▶ _JOB_
Your task is to write out the complete listing exactly as it is shown.

▶ _DATASET_
** START **

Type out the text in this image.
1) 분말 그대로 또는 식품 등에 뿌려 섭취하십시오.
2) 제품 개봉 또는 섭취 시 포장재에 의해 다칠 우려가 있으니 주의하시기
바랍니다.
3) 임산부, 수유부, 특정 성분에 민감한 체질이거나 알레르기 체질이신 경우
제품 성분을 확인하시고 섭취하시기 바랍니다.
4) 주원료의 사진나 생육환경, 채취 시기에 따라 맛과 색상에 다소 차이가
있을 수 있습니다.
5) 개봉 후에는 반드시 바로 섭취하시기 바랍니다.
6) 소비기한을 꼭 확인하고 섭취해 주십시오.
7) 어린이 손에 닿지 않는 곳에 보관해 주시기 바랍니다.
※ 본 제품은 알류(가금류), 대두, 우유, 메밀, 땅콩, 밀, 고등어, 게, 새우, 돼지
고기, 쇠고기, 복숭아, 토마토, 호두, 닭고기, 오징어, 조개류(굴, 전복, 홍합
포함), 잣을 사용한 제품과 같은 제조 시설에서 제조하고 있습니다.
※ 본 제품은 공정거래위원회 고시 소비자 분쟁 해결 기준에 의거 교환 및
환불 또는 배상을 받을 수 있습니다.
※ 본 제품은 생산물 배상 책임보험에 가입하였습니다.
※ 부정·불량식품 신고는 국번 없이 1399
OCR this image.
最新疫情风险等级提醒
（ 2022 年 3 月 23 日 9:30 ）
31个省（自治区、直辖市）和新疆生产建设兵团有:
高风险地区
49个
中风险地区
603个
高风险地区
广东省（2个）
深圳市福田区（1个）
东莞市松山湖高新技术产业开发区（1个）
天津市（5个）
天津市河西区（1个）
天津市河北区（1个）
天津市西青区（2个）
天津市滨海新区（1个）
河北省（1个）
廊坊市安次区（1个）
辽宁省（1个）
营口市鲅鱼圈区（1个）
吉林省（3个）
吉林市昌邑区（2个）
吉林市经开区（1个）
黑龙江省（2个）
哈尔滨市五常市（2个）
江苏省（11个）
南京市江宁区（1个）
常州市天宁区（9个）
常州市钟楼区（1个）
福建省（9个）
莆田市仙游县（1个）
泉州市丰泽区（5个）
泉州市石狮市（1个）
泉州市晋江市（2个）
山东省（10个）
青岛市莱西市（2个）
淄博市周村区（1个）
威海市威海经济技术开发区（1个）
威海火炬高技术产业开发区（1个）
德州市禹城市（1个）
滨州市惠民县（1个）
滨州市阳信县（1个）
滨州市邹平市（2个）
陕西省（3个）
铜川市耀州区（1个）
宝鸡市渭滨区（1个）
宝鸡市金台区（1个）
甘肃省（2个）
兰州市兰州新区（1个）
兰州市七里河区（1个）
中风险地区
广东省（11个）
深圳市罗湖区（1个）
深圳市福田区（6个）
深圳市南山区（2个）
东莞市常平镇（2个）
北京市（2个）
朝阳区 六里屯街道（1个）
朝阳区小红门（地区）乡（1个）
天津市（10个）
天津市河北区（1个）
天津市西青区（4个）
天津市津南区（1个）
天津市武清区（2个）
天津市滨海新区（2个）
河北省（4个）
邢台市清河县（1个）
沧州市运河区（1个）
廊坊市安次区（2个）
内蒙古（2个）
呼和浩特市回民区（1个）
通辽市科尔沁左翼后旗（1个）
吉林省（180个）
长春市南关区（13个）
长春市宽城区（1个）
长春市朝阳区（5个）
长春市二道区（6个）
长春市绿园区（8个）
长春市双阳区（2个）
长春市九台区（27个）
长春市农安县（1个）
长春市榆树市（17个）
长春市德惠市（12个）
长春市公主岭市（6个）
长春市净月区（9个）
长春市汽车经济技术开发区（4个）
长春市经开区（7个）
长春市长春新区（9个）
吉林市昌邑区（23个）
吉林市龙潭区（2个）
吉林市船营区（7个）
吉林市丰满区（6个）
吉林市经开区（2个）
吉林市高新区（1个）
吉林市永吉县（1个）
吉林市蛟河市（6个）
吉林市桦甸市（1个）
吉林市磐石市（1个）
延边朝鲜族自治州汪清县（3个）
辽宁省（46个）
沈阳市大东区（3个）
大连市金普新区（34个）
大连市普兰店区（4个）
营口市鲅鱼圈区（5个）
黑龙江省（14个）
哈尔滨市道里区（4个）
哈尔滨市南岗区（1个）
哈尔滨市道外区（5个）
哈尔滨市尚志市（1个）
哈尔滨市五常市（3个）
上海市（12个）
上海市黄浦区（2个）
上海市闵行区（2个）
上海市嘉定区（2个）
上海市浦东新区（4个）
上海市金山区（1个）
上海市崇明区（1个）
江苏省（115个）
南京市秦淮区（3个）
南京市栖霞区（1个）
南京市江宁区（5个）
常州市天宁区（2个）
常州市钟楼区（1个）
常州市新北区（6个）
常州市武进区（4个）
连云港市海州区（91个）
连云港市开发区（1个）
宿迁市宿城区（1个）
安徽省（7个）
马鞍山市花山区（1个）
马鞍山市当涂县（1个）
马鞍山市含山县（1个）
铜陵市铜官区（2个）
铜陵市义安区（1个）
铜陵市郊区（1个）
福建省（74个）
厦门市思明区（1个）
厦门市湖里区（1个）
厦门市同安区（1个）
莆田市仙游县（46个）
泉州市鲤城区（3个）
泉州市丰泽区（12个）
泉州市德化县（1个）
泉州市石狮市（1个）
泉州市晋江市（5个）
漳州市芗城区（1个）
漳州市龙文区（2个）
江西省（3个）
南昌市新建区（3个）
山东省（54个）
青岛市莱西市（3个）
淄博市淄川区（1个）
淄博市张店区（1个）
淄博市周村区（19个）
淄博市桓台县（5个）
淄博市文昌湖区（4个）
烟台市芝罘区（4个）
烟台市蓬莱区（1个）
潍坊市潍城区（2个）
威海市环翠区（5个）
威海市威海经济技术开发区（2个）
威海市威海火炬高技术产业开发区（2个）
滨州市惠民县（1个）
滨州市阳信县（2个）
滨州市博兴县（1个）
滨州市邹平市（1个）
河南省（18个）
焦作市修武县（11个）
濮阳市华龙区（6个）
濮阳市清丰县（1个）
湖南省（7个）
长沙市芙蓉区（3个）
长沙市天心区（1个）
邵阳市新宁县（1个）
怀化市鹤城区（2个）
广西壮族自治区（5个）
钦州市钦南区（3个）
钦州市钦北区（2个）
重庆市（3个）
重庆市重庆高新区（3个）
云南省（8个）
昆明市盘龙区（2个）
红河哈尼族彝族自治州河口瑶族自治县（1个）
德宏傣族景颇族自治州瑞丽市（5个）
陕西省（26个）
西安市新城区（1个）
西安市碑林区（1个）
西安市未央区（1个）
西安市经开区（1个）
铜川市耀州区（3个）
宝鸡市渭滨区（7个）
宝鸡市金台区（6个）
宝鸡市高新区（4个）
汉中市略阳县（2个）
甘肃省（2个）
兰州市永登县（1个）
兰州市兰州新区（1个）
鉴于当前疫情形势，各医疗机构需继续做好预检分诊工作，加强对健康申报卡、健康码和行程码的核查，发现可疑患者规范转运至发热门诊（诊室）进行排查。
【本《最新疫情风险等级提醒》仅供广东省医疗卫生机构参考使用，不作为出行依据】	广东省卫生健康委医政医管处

** END **

▶ _RESPONSE TO THE TASK_
Type out the text in this image.
1) 분말 그대로 또는 식품 등에 뿌려 섭취하십시오.
2) 제품 개봉 또는 섭취 시 포장재에 의해 다칠 우려가 있으니 주의하시기
바랍니다.
3) 임산부, 수유부, 특정 성분에 민감한 체질이거나 알레르기 체질이신 경우
제품 성분을 확인하시고 섭취하시기 바랍니다.
4) 주원료의 사진나 생육환경, 채취 시기에 따라 맛과 색상에 다소 차이가
있을 수 있습니다.
5) 개봉 후에는 반드시 바로 섭취하시기 바랍니다.
6) 소비기한을 꼭 확인하고 섭취해 주십시오.
7) 어린이 손에 닿지 않는 곳에 보관해 주시기 바랍니다.
※ 본 제품은 알류(가금류), 대두, 우유, 메밀, 땅콩, 밀, 고등어, 게, 새우, 돼지
고기, 쇠고기, 복숭아, 토마토, 호두, 닭고기, 오징어, 조개류(굴, 전복, 홍합
포함), 잣을 사용한 제품과 같은 제조 시설에서 제조하고 있습니다.
※ 본 제품은 공정거래위원회 고시 소비자 분쟁 해결 기준에 의거 교환 및
환불 또는 배상을 받을 수 있습니다.
※ 본 제품은 생산물 배상 책임보험에 가입하였습니다.
※ 부정·불량식품 신고는 국번 없이 1399
OCR this image.
最新疫情风险等级提醒
（ 2022 年 3 月 23 日 9:30 ）
31个省（自治区、直辖市）和新疆生产建设兵团有:
高风险地区
49个
中风险地区
603个
高风险地区
广东省（2个）
深圳市福田区（1个）
东莞市松山湖高新技术产业开发区（1个）
天津市（5个）
天津市河西区（1个）
天津市河北区（1个）
天津市西青区（2个）
天津市滨海新区（1个）
河北省（1个）
廊坊市安次区（1个）
辽宁省（1个）
营口市鲅鱼圈区（1个）
吉林省（3个）
吉林市昌邑区（2个）
吉林市经开区（1个）
黑龙江省（2个）
哈尔滨市五常市（2个）
江苏省（11个）
南京市江宁区（1个）
常州市天宁区（9个）
常州市钟楼区（1个）
福建省（9个）
莆田市仙游县（1个）
泉州市丰泽区（5个）
泉州市石狮市（1个）
泉州市晋江市（2个）
山东省（10个）
青岛市莱西市（2个）
淄博市周村区（1个）
威海市威海经济技术开发区（1个）
威海火炬高技术产业开发区（1个）
德州市禹城市（1个）
滨州市惠民县（1个）
滨州市阳信县（1个）
滨州市邹平市（2个）
陕西省（3个）
铜川市耀州区（1个）
宝鸡市渭滨区（1个）
宝鸡市金台区（1个）
甘肃省（2个）
兰州市兰州新区（1个）
兰州市七里河区（1个）
中风险地区
广东省（11个）
深圳市罗湖区（1个）
深圳市福田区（6个）
深圳市南山区（2个）
东莞市常平镇（2个）
北京市（2个）
朝阳区 六里屯街道（1个）
朝阳区小红门（地区）乡（1个）
天津市（10个）
天津市河北区（1个）
天津市西青区（4个）
天津市津南区（1个）
天津市武清区（2个）
天津市滨海新区（2个）
河北省（4个）
邢台市清河县（1个）
沧州市运河区（1个）
廊坊市安次区（2个）
内蒙古（2个）
呼和浩特市回民区（1个）
通辽市科尔沁左翼后旗（1个）
吉林省（180个）
长春市南关区（13个）
长春市宽城区（1个）
长春市朝阳区（5个）
长春市二道区（6个）
长春市绿园区（8个）
长春市双阳区（2个）
长春市九台区（27个）
长春市农安县（1个）
长春市榆树市（17个）
长春市德惠市（12个）
长春市公主岭市（6个）
长春市净月区（9个）
长春市汽车经济技术开发区（4个）
长春市经开区（7个）
长春市长春新区（9个）
吉林市昌邑区（23个）
吉林市龙潭区（2个）
吉林市船营区（7个）
吉林市丰满区（6个）
吉林市经开区（2个）
吉林市高新区（1个）
吉林市永吉县（1个）
吉林市蛟河市（6个）
吉林市桦甸市（1个）
吉林市磐石市（1个）
延边朝鲜族自治州汪清县（3个）
辽宁省（46个）
沈阳市大东区（3个）
大连市金普新区（34个）
大连市普兰店区（4个）
营口市鲅鱼圈区（5个）
黑龙江省（14个）
哈尔滨市道里区（4个）
哈尔滨市南岗区（1个）
哈尔滨市道外区（5个）
哈尔滨市尚志市（1个）
哈尔滨市五常市（3个）
上海市（12个）
上海市黄浦区（2个）
上海市闵行区（2个）
上海市嘉定区（2个）
上海市浦东新区（4个）
上海市金山区（1个）
上海市崇明区（1个）
江苏省（115个）
南京市秦淮区（3个）
南京市栖霞区（1个）
南京市江宁区（5个）
常州市天宁区（2个）
常州市钟楼区（1个）
常州市新北区（6个）
常州市武进区（4个）
连云港市海州区（91个）
连云港市开发区（1个）
宿迁市宿城区（1个）
安徽省（7个）
马鞍山市花山区（1个）
马鞍山市当涂县（1个）
马鞍山市含山县（1个）
铜陵市铜官区（2个）
铜陵市义安区（1个）
铜陵市郊区（1个）
福建省（74个）
厦门市思明区（1个）
厦门市湖里区（1个）
厦门市同安区（1个）
莆田市仙游县（46个）
泉州市鲤城区（3个）
泉州市丰泽区（12个）
泉州市德化县（1个）
泉州市石狮市（1个）
泉州市晋江市（5个）
漳州市芗城区（1个）
漳州市龙文区（2个）
江西省（3个）
南昌市新建区（3个）
山东省（54个）
青岛市莱西市（3个）
淄博市淄川区（1个）
淄博市张店区（1个）
淄博市周村区（19个）
淄博市桓台县（5个）
淄博市文昌湖区（4个）
烟台市芝罘区（4个）
烟台市蓬莱区（1个）
潍坊市潍城区（2个）
威海市环翠区（5个）
威海市威海经济技术开发区（2个）
威海市威海火炬高技术产业开发区（2个）
滨州市惠民县（1个）
滨州市阳信县（2个）
滨州市博兴县（1个）
滨州市邹平市（1个）
河南省（18个）
焦作市修武县（11个）
濮阳市华龙区（6个）
濮阳市清丰县（1个）
湖南省（7个）
长沙市芙蓉区（3个）
长沙市天心区（1个）
邵阳市新宁县（1个）
怀化市鹤城区（2个）
广西壮族自治区（5个）
钦州市钦南区（3个）
钦州市钦北区（2个）
重庆市（3个）
重庆市重庆高新区（3个）
云南省（8个）
昆明市盘龙区（2个）
红河哈尼族彝族自治州河口瑶族自治县（1个）
德宏傣族景颇族自治州瑞丽市（5个）
陕西省（26个）
西安市新城区（1个）
西安市碑林区（1个）
西安市未央区（1个）
西安市经开区（1个）
铜川市耀州区（3个）
宝鸡市渭滨区（7个）
宝鸡市金台区（6个）
宝鸡市高新区（4个）
汉中市略阳县（2个）
甘肃省（2个）
兰州市永登县（1个）
兰州市兰州新区（1个）
鉴于当前疫情形势，各医疗机构需继续做好预检分诊工作，加强对健康申报卡、健康码和行程码的核查，发现可疑患者规范转运至发热门诊（诊室）进行排查。
【本《最新疫情风险等级提醒》仅供广东省医疗卫生机构参考使用，不作为出行依据】	广东省卫生健康委医政医管处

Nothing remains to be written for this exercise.